== Material provided

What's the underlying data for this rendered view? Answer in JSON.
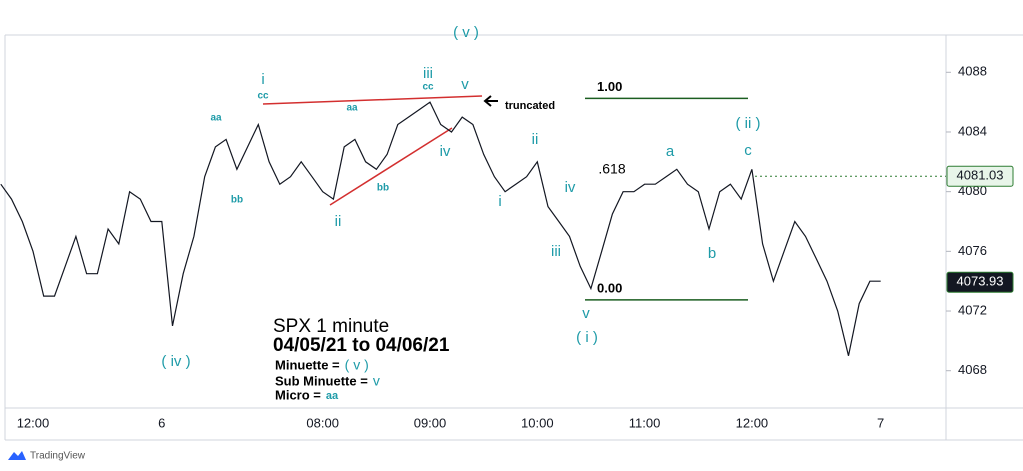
{
  "chart_data": {
    "type": "line",
    "title": "SPX 1 minute",
    "subtitle": "04/05/21 to 04/06/21",
    "categories": [
      null,
      null,
      null,
      "12:00",
      null,
      null,
      null,
      null,
      null,
      null,
      null,
      null,
      null,
      null,
      null,
      "6",
      null,
      null,
      null,
      null,
      null,
      null,
      null,
      null,
      null,
      null,
      null,
      null,
      null,
      null,
      "08:00",
      null,
      null,
      null,
      null,
      null,
      null,
      null,
      null,
      null,
      "09:00",
      null,
      null,
      null,
      null,
      null,
      null,
      null,
      null,
      null,
      "10:00",
      null,
      null,
      null,
      null,
      null,
      null,
      null,
      null,
      null,
      "11:00",
      null,
      null,
      null,
      null,
      null,
      null,
      null,
      null,
      null,
      "12:00",
      null,
      null,
      null,
      null,
      null,
      null,
      null,
      null,
      null,
      null,
      null,
      "7"
    ],
    "series": [
      {
        "name": "SPX",
        "color": "#131722",
        "values": [
          4080.5,
          4079.5,
          4078,
          4076,
          4073,
          4073,
          4075,
          4077,
          4074.5,
          4074.5,
          4077.5,
          4076.5,
          4080,
          4079.5,
          4078,
          4078,
          4071,
          4074.5,
          4077,
          4081,
          4083,
          4083.5,
          4081.5,
          4083,
          4084.5,
          4082,
          4080.5,
          4081,
          4082,
          4081,
          4080,
          4079.5,
          4083,
          4083.5,
          4082,
          4081.5,
          4082.5,
          4084.5,
          4085,
          4085.5,
          4086,
          4084.5,
          4084,
          4085,
          4084.5,
          4082.5,
          4081,
          4080,
          4080.5,
          4081,
          4082,
          4079,
          4078,
          4077,
          4075,
          4073.5,
          4076,
          4078.5,
          4080,
          4080,
          4080.5,
          4080.5,
          4081,
          4081.5,
          4080.5,
          4080,
          4077.5,
          4080,
          4080.5,
          4079.5,
          4081.5,
          4076.5,
          4074,
          4076,
          4078,
          4077,
          4075.5,
          4074,
          4072,
          4069,
          4072.5,
          4074,
          4074
        ]
      }
    ],
    "ylim": [
      4065.5,
      4090.5
    ],
    "yticks": [
      4068,
      4072,
      4076,
      4080,
      4084,
      4088
    ],
    "grid": false,
    "price_tags": [
      {
        "value": 4081.03,
        "color": "#e8f5e9",
        "text_color": "#131722"
      },
      {
        "value": 4073.93,
        "color": "#131722",
        "text_color": "#ffffff"
      }
    ],
    "fib_levels": [
      {
        "value": 4086.25,
        "label": "1.00"
      },
      {
        "value": 4072.75,
        "label": "0.00"
      }
    ],
    "fib_color": "#1b5e20",
    "annotations": [
      "( iv )",
      "i",
      "cc",
      "aa",
      "bb",
      "ii",
      "aa",
      "bb",
      "iii",
      "cc",
      "( v )",
      "v",
      "iv",
      "ii",
      "i",
      "iv",
      "iii",
      "v",
      "( i )",
      "a",
      "b",
      "c",
      "( ii )",
      ".618",
      "truncated"
    ],
    "notes": [
      {
        "text": "Minuette =",
        "mark": "( v )"
      },
      {
        "text": "Sub Minuette =",
        "mark": "v"
      },
      {
        "text": "Micro =",
        "mark": "aa"
      }
    ],
    "brand": "TradingView"
  }
}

====

Set task –
Without including any pictures, reproduce the listing exactly.

Solved problem –
What's the underlying data for this rendered view? Answer in JSON.
{
  "chart_data": {
    "type": "line",
    "title": "SPX 1 minute",
    "subtitle": "04/05/21 to 04/06/21",
    "categories": [
      null,
      null,
      null,
      "12:00",
      null,
      null,
      null,
      null,
      null,
      null,
      null,
      null,
      null,
      null,
      null,
      "6",
      null,
      null,
      null,
      null,
      null,
      null,
      null,
      null,
      null,
      null,
      null,
      null,
      null,
      null,
      "08:00",
      null,
      null,
      null,
      null,
      null,
      null,
      null,
      null,
      null,
      "09:00",
      null,
      null,
      null,
      null,
      null,
      null,
      null,
      null,
      null,
      "10:00",
      null,
      null,
      null,
      null,
      null,
      null,
      null,
      null,
      null,
      "11:00",
      null,
      null,
      null,
      null,
      null,
      null,
      null,
      null,
      null,
      "12:00",
      null,
      null,
      null,
      null,
      null,
      null,
      null,
      null,
      null,
      null,
      null,
      "7"
    ],
    "series": [
      {
        "name": "SPX",
        "color": "#131722",
        "values": [
          4080.5,
          4079.5,
          4078,
          4076,
          4073,
          4073,
          4075,
          4077,
          4074.5,
          4074.5,
          4077.5,
          4076.5,
          4080,
          4079.5,
          4078,
          4078,
          4071,
          4074.5,
          4077,
          4081,
          4083,
          4083.5,
          4081.5,
          4083,
          4084.5,
          4082,
          4080.5,
          4081,
          4082,
          4081,
          4080,
          4079.5,
          4083,
          4083.5,
          4082,
          4081.5,
          4082.5,
          4084.5,
          4085,
          4085.5,
          4086,
          4084.5,
          4084,
          4085,
          4084.5,
          4082.5,
          4081,
          4080,
          4080.5,
          4081,
          4082,
          4079,
          4078,
          4077,
          4075,
          4073.5,
          4076,
          4078.5,
          4080,
          4080,
          4080.5,
          4080.5,
          4081,
          4081.5,
          4080.5,
          4080,
          4077.5,
          4080,
          4080.5,
          4079.5,
          4081.5,
          4076.5,
          4074,
          4076,
          4078,
          4077,
          4075.5,
          4074,
          4072,
          4069,
          4072.5,
          4074,
          4074
        ]
      }
    ],
    "ylim": [
      4065.5,
      4090.5
    ],
    "yticks": [
      4068,
      4072,
      4076,
      4080,
      4084,
      4088
    ],
    "grid": false,
    "price_tags": [
      {
        "value": 4081.03,
        "color": "#e8f5e9",
        "text_color": "#131722"
      },
      {
        "value": 4073.93,
        "color": "#131722",
        "text_color": "#ffffff"
      }
    ],
    "fib_levels": [
      {
        "value": 4086.25,
        "label": "1.00"
      },
      {
        "value": 4072.75,
        "label": "0.00"
      }
    ],
    "fib_color": "#1b5e20",
    "annotations": [
      "( iv )",
      "i",
      "cc",
      "aa",
      "bb",
      "ii",
      "aa",
      "bb",
      "iii",
      "cc",
      "( v )",
      "v",
      "iv",
      "ii",
      "i",
      "iv",
      "iii",
      "v",
      "( i )",
      "a",
      "b",
      "c",
      "( ii )",
      ".618",
      "truncated"
    ],
    "notes": [
      {
        "text": "Minuette =",
        "mark": "( v )"
      },
      {
        "text": "Sub Minuette =",
        "mark": "v"
      },
      {
        "text": "Micro =",
        "mark": "aa"
      }
    ],
    "brand": "TradingView"
  }
}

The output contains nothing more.